EXERCISE TEXT —
++++++++++++++++++++
Treat

Quality and affordable treatment is critical

The availability of quality and affordable treatments for pneumonia is particularly challenging in low-resource settings. Poor careseeking behaviour, incorrect diagnosis, drug stock-outs, availability of health workers and dysfunctional referral systems often lead to multiple delays in care – and tragically, child deaths. 

Antibiotics

Antibiotics

The antibiotic amoxicillin is currently the first-line recommended treatment for pneumonia. It can be lifesaving in cases of infections caused by bacteria.

While antibiotics are relatively inexpensive, the overall costs of hospital treatment can lead to serious financial difficulties for families and communities. Yet delayed treatment may be inadequate to prevent the rapid and devastating consequences of pneumonia: death.

It is difficult to determine antibiotic coverage for children with pneumonia as no reliable indicator exists for routine use across settings. Some studies continue to report low coverage of antibiotics among children with pneumonia in LMICs while others document overuse. A recent study showed that less than one-half of public health facilities in Tanzania stocked the recommended treatment for non-severe pneumonia – amoxicillin dispersible tablets – and nearly two-thirds of these facilities had experienced stock-outs in the previous 90 days.
++++++++++++++++++++
[Dataset entries]
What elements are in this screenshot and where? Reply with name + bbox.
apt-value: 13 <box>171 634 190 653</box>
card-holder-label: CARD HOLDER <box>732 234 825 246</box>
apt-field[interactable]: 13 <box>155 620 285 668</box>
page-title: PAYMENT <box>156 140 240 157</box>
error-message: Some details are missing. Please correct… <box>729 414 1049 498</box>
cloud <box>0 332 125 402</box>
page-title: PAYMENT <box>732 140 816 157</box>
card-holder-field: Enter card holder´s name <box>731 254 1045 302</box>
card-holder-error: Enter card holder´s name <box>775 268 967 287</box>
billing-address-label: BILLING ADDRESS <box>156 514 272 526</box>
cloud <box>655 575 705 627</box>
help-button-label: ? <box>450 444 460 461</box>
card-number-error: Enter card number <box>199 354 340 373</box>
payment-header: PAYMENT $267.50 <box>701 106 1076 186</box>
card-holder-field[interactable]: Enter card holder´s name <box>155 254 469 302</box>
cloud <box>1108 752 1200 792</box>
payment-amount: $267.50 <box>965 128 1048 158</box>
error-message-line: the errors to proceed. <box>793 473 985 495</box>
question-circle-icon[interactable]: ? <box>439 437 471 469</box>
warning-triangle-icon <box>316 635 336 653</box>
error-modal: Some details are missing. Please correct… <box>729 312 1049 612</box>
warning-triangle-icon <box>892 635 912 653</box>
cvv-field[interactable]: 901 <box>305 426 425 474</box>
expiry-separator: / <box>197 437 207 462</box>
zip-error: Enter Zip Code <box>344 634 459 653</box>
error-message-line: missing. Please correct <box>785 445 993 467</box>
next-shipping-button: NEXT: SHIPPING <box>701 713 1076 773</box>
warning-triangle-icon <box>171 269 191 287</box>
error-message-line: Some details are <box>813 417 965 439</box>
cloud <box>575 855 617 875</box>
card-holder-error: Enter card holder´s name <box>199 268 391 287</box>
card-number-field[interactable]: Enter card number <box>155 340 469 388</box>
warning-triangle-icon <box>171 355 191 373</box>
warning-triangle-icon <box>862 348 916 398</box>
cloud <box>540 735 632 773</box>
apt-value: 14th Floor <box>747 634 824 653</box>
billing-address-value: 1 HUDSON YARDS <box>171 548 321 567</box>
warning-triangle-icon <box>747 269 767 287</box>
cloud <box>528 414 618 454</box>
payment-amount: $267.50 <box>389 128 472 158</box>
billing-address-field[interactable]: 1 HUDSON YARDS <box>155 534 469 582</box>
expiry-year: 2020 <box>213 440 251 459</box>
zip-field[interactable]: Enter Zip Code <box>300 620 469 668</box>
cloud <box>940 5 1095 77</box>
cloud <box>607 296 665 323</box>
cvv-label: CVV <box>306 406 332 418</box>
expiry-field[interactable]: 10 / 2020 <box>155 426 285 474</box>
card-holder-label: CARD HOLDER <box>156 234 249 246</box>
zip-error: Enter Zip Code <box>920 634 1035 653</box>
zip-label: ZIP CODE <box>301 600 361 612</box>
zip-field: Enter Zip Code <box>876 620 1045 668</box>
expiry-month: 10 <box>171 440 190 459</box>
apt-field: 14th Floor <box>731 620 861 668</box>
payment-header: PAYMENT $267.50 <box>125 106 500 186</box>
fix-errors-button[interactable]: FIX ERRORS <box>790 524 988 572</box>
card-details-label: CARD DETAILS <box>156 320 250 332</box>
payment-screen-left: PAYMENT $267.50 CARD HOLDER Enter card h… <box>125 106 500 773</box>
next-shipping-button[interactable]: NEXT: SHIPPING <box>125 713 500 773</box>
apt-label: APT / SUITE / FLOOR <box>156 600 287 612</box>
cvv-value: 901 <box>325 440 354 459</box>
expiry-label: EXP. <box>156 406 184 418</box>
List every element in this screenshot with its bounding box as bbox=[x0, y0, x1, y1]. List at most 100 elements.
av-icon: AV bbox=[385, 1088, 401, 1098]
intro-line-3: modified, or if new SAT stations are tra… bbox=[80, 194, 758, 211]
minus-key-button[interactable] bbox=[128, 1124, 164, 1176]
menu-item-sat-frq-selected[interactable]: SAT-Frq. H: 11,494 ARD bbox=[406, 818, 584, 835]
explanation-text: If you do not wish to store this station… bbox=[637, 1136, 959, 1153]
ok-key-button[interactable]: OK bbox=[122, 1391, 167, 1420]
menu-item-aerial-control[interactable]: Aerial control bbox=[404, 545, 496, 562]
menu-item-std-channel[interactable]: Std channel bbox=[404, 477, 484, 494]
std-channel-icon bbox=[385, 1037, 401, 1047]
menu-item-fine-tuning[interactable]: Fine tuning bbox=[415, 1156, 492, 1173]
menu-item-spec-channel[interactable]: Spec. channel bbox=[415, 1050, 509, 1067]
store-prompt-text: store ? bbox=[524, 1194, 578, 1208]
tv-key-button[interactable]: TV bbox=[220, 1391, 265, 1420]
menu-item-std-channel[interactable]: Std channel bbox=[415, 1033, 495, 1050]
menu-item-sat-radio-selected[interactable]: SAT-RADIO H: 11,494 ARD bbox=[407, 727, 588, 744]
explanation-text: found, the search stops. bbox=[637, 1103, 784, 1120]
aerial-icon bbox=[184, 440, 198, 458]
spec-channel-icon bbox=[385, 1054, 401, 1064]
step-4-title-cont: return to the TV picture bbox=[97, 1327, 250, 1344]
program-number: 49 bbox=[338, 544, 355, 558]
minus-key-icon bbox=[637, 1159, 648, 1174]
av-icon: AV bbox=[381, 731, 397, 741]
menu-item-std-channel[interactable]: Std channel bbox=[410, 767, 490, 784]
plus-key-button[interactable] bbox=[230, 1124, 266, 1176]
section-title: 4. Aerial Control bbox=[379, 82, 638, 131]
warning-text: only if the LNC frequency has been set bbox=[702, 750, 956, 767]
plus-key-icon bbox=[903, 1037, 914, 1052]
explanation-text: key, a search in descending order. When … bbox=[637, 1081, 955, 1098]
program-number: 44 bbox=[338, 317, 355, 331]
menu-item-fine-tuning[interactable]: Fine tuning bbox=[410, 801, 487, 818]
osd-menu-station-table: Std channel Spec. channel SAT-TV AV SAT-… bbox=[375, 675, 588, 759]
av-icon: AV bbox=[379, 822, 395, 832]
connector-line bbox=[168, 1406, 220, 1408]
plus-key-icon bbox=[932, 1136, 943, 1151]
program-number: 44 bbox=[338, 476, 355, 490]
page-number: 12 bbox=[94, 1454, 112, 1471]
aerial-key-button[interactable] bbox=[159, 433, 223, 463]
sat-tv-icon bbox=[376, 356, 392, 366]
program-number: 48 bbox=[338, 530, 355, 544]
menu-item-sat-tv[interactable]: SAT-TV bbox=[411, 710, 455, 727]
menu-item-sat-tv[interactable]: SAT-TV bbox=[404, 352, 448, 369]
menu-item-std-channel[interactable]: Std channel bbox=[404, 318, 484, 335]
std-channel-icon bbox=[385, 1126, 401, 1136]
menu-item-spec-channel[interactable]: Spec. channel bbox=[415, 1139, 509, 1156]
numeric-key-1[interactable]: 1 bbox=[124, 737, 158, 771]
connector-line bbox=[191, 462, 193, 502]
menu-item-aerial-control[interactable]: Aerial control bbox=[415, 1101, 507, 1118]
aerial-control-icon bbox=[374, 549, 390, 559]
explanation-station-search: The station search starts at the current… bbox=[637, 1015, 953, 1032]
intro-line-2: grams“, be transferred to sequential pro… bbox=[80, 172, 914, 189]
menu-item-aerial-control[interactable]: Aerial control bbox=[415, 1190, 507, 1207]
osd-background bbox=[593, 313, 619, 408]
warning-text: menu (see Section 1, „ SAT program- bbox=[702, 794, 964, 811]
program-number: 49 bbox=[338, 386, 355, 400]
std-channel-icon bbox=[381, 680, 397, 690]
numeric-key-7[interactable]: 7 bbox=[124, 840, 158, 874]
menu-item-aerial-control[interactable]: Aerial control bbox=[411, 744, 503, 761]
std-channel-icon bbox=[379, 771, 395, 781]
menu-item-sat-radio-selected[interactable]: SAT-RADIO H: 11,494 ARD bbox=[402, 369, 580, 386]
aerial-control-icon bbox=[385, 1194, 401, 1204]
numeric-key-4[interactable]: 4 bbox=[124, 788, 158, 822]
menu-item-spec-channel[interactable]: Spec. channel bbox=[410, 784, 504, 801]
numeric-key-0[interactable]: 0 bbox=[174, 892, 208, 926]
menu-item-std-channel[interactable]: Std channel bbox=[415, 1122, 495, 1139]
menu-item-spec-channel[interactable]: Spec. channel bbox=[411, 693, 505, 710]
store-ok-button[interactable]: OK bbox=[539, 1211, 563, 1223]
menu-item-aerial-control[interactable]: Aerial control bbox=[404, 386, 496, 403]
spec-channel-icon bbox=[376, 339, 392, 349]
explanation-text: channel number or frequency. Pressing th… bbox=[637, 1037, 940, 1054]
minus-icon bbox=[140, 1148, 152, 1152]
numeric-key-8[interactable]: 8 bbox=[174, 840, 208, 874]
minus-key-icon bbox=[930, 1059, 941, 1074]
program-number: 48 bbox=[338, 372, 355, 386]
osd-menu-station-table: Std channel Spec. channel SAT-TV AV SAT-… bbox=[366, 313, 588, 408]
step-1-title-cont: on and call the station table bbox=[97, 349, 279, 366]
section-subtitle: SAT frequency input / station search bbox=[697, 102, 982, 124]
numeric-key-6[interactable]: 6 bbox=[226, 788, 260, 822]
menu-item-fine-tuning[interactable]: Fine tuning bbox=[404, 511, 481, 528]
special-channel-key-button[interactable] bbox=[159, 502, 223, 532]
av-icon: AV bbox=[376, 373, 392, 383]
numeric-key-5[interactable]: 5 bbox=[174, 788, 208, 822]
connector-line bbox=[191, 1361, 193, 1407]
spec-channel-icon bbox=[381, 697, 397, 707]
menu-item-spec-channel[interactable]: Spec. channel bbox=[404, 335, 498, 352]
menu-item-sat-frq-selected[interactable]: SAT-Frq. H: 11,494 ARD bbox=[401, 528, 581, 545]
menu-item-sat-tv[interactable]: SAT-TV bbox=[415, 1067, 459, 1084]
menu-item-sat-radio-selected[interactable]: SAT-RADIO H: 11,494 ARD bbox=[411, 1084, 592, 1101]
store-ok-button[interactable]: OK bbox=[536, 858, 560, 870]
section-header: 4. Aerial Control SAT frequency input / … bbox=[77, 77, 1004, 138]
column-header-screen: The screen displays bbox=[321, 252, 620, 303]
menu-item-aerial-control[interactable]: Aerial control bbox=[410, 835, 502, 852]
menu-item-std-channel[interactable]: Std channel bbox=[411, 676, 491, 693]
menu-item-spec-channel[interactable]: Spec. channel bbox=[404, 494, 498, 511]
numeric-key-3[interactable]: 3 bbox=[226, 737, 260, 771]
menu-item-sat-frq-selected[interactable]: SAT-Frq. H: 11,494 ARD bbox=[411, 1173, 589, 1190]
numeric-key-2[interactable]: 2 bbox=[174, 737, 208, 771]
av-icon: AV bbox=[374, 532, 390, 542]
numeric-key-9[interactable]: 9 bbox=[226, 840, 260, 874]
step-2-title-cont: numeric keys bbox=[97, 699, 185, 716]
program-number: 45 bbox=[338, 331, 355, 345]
++++++++++++++++++++
LIST OF TASKS —
**1.** Summarize the text on pneumonia treatment in two sentences.
**2.** Resume the text on pneumonia treatment after its last sentence and continue it.

RESPONSES PER TASK —
**1.** In low-resource settings, quality and affordable pneumonia treatment is hard to obtain, because poor careseeking, incorrect diagnosis, drug stock-outs, health worker availability and dysfunctional referral systems delay care and lead to child deaths. Amoxicillin is the first-line recommended antibiotic, but hospital costs can burden families, antibiotic coverage is difficult to measure, and one study found that fewer than half of public health facilities in Tanzania stocked amoxicillin dispersible tablets, with nearly two-thirds of those facilities having had stock-outs in the previous 90 days.

**2.**
The fight against pneumonia must be considered in the context of initiatives to combat antimicrobial resistance. The key challenge is to reduce the overuse of antibiotics for the treatment of pneumonia and, at the same time, tackle the access treatment gaps, especially among children, without triggering further waves of antimicrobial resistance.

Tackling the leading risk factors for pneumonia death; accelerating coverage of the vaccines that target the leading causes of childhood pneumonia; and ensuring antibiotics are administered appropriately to treat bacterial infections can help address this global problem.

Read more – here

Medical Oxygen

Medical oxygen

Oxygen is a life-saving treatment for children with severe pneumonia, COVID-19, newborns, adults with infectious and chronic conditions, and patients requiring surgery.

Yet, it has for a longtime been unavailable to those whose lives are at greatest risk.  And where it is available, it is often unaffordable for the poorest and most vulnerable.

The limited studies available have revealed a critical shortage of medical oxygen and related diagnostic tools, and low levels of health worker skills and confidence in safely and appropriately using these tools, in many LMICs.

  • A study of 12 Nigerian hospitals found that only five had oxygen available on paediatric wards, and just one used pulse oximetry for paediatric care. Testing of 57 oxygen concentrators revealed that just three were producing medical‐grade oxygen and 24 were simply blowing out room air.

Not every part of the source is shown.